• THE DATA

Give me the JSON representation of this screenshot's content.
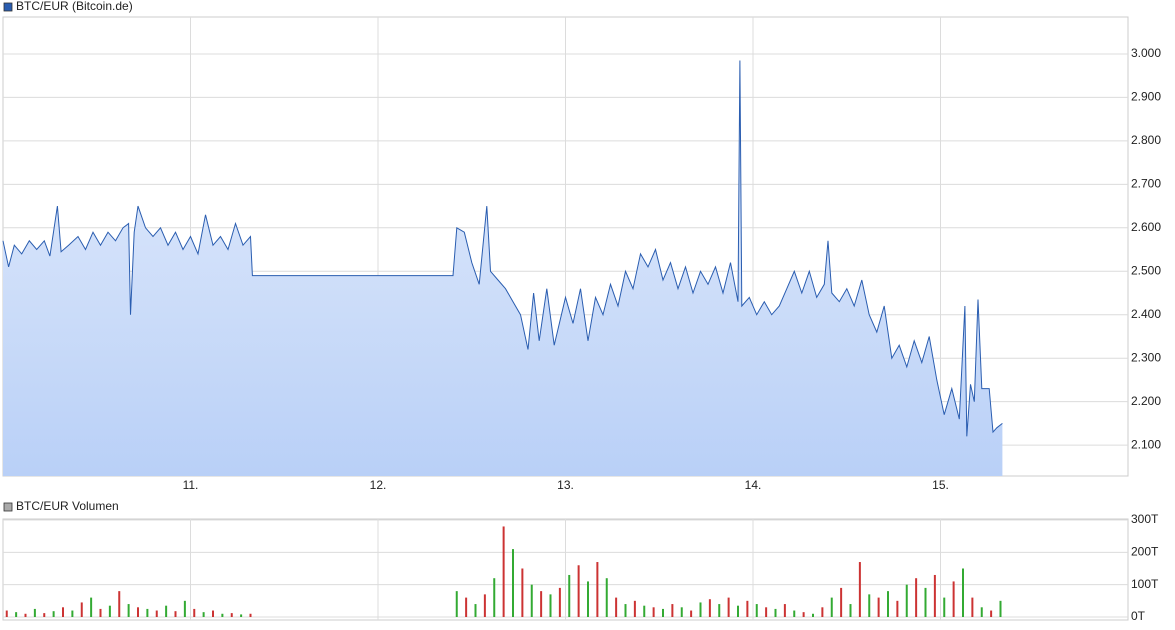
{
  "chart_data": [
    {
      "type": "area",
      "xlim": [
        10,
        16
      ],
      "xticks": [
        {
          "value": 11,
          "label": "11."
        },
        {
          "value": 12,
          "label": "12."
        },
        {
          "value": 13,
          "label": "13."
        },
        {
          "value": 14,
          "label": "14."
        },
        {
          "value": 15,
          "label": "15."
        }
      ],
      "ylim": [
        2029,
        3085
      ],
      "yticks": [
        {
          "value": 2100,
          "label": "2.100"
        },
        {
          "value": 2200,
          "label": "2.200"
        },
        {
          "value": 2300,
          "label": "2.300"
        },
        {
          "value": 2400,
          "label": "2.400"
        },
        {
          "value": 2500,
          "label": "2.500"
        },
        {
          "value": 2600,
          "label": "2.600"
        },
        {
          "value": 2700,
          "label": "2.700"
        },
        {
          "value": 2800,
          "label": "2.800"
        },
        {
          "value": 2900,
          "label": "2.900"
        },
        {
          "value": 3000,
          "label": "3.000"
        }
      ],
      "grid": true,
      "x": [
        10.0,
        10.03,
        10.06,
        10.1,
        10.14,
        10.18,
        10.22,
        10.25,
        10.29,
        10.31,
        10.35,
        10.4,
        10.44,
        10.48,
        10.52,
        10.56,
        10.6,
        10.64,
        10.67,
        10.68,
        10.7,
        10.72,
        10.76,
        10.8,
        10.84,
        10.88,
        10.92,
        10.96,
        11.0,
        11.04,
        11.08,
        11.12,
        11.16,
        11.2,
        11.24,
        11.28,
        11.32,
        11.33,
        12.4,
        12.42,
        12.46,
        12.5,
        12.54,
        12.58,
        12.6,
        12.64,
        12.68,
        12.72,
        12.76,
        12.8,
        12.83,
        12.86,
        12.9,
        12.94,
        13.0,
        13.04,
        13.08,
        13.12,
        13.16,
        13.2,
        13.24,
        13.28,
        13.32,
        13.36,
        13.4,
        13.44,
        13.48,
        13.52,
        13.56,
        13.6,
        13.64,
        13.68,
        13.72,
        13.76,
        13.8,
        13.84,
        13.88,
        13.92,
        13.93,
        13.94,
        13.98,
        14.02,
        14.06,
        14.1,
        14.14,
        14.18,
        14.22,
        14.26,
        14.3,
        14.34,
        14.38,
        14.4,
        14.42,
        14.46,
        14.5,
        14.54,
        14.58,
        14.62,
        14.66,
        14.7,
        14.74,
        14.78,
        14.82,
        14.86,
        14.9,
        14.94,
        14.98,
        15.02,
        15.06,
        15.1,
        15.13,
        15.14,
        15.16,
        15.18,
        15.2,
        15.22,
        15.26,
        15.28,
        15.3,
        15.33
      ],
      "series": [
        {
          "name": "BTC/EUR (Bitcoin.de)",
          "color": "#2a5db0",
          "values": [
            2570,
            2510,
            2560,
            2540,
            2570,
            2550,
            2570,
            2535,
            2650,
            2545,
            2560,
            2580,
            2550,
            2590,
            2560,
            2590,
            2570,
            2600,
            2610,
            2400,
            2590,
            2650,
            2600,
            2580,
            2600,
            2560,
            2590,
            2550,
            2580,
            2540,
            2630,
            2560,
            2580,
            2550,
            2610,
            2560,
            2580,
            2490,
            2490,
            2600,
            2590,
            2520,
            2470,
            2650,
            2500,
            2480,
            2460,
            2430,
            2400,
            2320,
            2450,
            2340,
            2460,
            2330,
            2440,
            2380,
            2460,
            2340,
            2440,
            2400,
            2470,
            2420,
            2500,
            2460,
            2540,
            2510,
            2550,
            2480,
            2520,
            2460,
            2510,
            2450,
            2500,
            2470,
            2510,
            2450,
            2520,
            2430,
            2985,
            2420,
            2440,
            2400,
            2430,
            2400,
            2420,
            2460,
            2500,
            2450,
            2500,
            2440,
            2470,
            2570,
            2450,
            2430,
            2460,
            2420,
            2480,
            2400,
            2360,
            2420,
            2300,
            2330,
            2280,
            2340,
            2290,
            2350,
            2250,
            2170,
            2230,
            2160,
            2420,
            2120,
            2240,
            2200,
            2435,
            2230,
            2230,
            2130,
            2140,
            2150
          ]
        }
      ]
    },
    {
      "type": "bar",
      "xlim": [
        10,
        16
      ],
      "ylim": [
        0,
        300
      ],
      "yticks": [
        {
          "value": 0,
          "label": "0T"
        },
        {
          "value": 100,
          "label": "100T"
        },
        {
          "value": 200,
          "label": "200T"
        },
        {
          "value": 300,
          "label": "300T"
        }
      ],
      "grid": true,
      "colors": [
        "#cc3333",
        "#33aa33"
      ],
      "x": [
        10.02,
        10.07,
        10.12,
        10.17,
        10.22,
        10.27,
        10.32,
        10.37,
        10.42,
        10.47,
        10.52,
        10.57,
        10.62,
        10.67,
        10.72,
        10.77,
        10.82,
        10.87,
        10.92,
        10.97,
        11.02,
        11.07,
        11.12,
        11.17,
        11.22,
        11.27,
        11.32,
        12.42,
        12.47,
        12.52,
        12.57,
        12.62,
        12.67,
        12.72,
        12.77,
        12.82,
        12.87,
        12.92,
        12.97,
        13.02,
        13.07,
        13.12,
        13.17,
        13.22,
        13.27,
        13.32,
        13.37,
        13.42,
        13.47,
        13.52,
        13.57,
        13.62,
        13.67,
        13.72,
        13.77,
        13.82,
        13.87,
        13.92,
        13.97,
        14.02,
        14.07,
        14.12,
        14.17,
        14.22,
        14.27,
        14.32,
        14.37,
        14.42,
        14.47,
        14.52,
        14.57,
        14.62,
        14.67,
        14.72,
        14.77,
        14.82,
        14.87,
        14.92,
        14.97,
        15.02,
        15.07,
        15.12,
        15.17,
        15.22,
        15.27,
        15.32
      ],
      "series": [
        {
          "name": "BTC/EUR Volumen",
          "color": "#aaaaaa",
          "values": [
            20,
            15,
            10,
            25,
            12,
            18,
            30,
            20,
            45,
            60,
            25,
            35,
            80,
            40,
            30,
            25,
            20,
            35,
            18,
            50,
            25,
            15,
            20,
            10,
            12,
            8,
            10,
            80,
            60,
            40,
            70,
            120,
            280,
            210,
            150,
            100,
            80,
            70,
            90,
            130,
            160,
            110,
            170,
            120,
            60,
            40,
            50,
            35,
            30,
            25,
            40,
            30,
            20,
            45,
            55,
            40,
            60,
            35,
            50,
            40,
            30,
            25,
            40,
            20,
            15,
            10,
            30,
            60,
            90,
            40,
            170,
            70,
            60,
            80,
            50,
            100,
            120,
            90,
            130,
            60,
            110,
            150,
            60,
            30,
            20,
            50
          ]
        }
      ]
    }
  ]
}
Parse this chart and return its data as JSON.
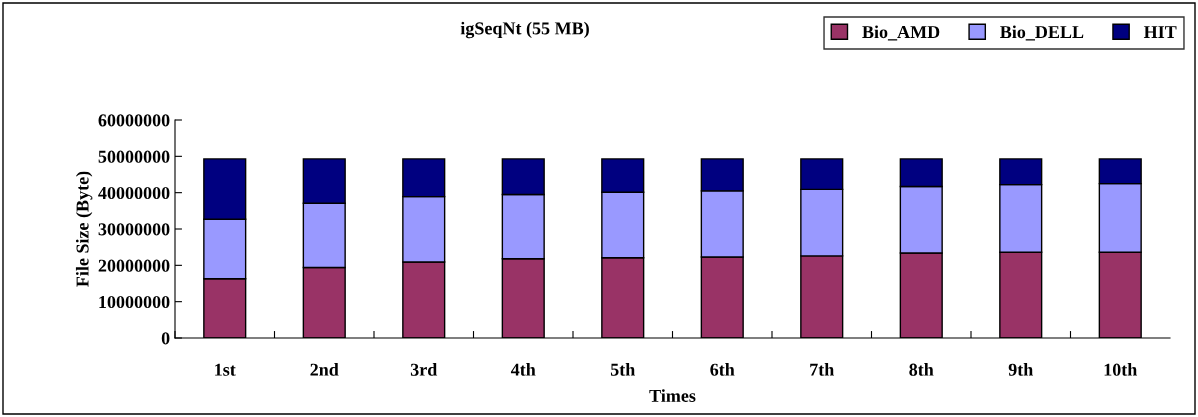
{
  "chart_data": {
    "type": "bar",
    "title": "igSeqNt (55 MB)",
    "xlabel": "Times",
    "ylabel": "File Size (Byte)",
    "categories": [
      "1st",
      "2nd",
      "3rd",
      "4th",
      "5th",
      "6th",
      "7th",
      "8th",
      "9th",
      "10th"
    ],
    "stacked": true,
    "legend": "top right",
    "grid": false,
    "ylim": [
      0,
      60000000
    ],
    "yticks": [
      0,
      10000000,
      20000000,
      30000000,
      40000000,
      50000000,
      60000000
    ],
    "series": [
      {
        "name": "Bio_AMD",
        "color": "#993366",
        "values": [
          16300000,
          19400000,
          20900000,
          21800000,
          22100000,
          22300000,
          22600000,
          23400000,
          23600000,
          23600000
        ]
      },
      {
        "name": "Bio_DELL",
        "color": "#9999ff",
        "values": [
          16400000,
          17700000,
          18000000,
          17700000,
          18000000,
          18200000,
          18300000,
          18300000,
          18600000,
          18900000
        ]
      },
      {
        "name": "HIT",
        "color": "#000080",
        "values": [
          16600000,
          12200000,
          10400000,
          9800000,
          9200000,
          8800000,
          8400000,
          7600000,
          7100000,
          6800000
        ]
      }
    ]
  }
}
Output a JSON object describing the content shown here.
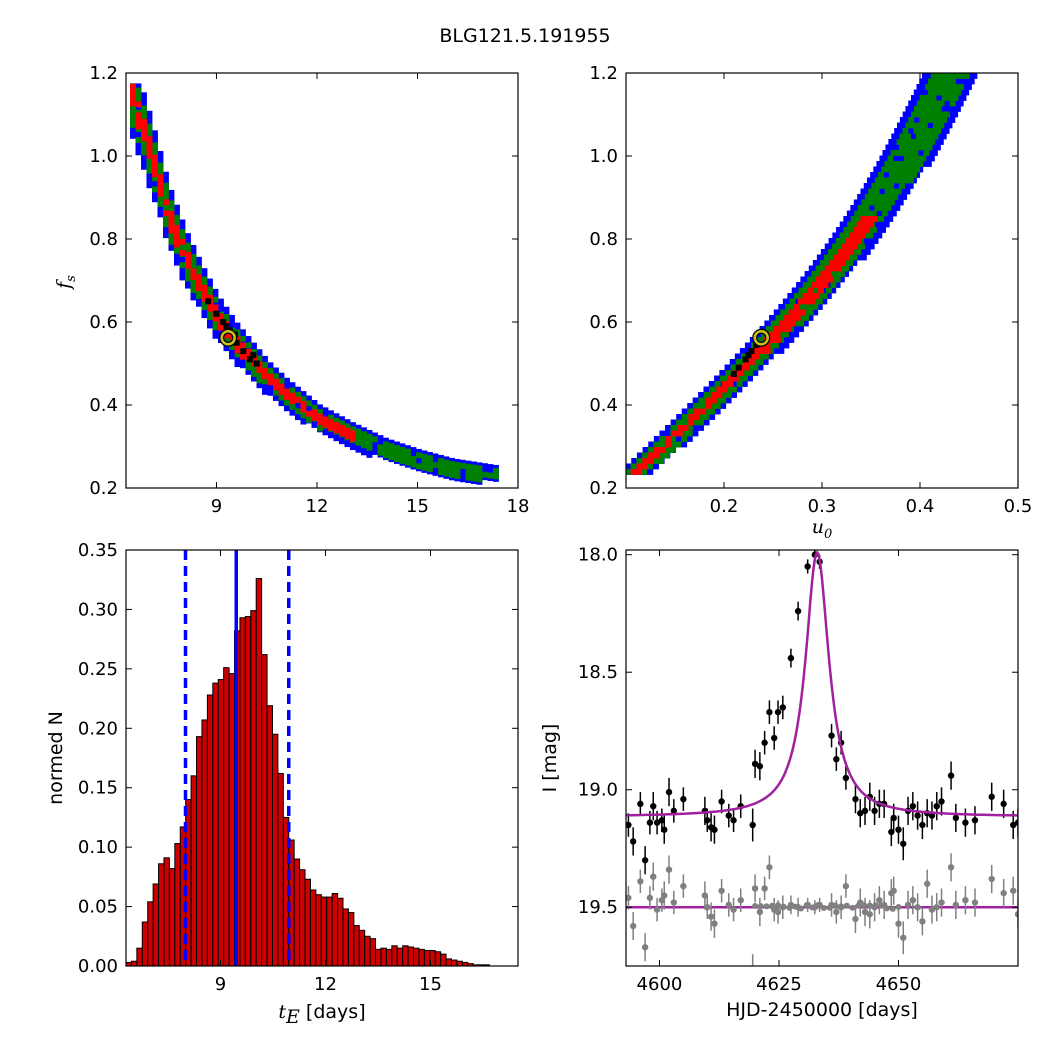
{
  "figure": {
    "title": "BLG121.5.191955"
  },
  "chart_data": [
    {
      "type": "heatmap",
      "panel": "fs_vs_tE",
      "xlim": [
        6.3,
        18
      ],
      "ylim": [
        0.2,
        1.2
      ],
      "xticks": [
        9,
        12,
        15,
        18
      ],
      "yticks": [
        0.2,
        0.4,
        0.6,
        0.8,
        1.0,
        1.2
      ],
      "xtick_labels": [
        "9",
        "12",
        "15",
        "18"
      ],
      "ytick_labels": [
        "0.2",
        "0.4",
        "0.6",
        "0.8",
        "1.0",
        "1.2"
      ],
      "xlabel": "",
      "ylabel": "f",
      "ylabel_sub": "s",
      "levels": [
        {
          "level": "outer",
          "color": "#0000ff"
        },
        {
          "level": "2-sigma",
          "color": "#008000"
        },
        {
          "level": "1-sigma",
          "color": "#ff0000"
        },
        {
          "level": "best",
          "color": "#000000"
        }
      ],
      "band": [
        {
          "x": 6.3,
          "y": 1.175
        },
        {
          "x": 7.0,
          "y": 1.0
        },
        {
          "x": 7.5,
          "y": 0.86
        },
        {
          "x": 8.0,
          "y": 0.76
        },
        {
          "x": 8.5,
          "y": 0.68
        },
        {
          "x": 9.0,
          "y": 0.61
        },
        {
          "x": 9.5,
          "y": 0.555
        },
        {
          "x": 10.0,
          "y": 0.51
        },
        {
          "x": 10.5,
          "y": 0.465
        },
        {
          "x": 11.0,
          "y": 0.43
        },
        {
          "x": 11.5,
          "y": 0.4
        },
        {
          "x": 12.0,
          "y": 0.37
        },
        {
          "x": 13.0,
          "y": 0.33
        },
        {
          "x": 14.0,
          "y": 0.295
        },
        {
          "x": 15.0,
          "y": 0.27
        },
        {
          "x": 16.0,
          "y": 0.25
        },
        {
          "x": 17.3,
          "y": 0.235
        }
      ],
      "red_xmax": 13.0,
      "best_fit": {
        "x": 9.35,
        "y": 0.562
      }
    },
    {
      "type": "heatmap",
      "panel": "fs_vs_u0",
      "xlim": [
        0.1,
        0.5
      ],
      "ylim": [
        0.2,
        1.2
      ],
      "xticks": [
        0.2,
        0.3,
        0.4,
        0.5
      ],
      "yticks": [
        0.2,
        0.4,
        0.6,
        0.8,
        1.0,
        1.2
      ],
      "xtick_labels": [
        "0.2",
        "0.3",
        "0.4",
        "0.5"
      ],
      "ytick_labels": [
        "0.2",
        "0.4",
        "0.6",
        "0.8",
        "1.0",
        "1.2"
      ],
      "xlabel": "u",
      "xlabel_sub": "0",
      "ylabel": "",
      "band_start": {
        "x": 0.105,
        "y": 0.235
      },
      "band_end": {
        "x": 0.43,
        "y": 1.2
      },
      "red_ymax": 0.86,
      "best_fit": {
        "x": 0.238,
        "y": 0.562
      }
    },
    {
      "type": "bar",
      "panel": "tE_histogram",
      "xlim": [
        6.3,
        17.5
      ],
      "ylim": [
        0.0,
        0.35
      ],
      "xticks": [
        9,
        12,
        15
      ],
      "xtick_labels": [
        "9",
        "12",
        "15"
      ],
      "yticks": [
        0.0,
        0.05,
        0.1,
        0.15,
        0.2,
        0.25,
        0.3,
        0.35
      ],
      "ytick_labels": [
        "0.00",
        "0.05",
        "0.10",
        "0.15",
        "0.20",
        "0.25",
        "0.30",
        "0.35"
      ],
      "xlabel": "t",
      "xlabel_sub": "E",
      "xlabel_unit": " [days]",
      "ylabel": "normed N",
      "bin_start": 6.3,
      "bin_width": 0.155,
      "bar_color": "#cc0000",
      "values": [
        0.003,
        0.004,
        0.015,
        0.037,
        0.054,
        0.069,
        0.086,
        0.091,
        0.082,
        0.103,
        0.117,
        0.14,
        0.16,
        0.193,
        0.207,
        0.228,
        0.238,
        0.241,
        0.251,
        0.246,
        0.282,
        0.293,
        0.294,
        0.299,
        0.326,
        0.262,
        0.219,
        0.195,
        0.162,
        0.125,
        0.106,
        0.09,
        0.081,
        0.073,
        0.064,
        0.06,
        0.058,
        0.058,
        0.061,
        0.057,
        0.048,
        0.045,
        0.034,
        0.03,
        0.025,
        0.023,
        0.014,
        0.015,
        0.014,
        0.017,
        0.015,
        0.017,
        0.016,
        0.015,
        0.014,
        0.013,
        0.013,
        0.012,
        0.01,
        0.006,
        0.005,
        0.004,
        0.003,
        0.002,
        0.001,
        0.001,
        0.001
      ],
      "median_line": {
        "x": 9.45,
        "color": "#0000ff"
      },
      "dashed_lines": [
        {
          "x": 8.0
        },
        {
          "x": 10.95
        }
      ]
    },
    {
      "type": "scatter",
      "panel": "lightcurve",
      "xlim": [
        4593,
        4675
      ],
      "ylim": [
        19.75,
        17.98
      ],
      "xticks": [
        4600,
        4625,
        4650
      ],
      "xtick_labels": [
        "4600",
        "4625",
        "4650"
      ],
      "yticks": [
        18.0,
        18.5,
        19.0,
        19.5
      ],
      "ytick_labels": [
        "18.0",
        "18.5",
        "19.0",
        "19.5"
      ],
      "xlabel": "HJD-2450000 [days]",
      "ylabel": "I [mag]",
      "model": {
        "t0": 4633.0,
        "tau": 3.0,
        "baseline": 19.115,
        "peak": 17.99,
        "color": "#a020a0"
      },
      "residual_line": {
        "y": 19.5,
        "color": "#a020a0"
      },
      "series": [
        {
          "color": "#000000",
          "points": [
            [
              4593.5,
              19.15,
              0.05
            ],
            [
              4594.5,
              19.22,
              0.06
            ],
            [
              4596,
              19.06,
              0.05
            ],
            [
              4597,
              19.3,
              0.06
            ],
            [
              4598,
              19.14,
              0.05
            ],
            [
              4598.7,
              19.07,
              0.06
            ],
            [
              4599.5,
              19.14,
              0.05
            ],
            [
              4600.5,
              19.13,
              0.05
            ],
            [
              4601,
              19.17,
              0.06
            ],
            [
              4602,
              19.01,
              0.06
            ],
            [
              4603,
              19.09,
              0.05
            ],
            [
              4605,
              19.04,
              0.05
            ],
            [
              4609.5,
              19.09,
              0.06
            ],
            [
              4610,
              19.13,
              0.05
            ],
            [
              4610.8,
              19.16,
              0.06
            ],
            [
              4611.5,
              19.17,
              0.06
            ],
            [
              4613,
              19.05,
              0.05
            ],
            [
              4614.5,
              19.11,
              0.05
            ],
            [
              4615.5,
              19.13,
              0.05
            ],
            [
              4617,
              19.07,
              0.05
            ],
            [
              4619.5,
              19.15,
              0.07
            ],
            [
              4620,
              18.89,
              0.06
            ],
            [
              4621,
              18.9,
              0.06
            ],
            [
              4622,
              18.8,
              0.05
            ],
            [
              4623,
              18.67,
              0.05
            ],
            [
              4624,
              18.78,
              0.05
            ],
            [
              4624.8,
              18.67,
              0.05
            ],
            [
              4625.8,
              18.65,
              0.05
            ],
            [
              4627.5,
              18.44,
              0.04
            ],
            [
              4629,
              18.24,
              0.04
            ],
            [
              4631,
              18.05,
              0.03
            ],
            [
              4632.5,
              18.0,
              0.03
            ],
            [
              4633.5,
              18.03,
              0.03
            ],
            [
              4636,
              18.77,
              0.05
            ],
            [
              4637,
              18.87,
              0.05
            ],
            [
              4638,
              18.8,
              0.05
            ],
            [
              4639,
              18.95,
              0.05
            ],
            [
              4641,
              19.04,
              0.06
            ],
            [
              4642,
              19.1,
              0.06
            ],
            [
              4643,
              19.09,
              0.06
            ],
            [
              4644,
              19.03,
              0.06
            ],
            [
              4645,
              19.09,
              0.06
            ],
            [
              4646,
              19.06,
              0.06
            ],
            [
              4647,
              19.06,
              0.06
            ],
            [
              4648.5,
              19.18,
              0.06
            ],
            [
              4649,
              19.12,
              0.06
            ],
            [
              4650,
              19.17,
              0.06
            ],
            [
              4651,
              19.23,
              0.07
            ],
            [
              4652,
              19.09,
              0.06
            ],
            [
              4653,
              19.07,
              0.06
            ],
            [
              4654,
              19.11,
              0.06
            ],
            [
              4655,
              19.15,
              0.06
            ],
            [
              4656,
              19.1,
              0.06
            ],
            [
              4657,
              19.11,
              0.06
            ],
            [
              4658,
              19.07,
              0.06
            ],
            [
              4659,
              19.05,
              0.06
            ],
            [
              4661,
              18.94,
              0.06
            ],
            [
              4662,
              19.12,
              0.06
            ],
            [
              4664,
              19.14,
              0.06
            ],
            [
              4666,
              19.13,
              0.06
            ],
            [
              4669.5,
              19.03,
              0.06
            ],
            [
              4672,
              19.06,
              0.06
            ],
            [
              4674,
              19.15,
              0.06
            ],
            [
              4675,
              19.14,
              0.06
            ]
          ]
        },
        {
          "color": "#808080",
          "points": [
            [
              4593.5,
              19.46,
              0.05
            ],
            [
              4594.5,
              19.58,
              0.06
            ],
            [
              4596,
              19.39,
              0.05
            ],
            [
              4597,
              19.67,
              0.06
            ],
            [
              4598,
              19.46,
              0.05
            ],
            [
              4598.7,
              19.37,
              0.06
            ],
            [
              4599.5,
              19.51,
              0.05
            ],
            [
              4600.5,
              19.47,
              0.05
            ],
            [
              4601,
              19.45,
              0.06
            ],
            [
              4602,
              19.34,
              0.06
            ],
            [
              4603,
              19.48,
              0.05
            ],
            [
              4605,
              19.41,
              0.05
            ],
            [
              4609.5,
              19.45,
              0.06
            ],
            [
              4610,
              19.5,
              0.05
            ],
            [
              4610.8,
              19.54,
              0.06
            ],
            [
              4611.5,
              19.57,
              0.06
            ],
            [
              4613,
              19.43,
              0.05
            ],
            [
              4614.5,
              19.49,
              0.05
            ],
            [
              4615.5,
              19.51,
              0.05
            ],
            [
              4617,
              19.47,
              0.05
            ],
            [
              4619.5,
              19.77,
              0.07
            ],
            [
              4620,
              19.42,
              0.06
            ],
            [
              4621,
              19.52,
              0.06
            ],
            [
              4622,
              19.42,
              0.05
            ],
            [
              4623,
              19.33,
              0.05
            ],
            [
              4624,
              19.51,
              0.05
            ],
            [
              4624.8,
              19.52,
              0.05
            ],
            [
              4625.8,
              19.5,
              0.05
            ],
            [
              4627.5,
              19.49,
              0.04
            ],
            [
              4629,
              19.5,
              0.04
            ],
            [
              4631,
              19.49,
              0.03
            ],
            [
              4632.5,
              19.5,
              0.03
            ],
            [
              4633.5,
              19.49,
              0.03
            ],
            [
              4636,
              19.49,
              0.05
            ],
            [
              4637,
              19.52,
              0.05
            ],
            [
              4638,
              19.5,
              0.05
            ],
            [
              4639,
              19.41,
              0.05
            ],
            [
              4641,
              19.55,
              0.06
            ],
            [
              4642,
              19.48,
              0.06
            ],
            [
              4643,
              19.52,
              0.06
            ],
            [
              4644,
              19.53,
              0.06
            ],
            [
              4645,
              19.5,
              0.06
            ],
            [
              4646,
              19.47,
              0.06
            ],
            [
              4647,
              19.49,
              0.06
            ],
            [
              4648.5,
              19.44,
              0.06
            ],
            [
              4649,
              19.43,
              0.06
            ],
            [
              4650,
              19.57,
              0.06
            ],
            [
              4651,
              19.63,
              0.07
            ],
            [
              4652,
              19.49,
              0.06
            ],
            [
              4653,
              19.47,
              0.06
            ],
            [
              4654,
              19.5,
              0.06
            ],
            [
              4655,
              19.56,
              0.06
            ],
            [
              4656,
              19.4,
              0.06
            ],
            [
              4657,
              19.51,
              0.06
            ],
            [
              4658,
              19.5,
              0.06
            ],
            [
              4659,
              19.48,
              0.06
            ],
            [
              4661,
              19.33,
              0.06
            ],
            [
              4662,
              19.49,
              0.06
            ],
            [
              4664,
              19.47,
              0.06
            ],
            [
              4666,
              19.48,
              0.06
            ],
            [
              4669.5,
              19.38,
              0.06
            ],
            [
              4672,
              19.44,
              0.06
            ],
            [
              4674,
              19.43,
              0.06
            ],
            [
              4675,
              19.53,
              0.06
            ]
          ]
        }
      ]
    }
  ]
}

• TASK BRIEF
Gather up every line from the listing above in which the word "days" occurs.

• ANSWER TO THE PROBLEM
      "xlabel_unit": " [days]",
      "xlabel": "HJD-2450000 [days]",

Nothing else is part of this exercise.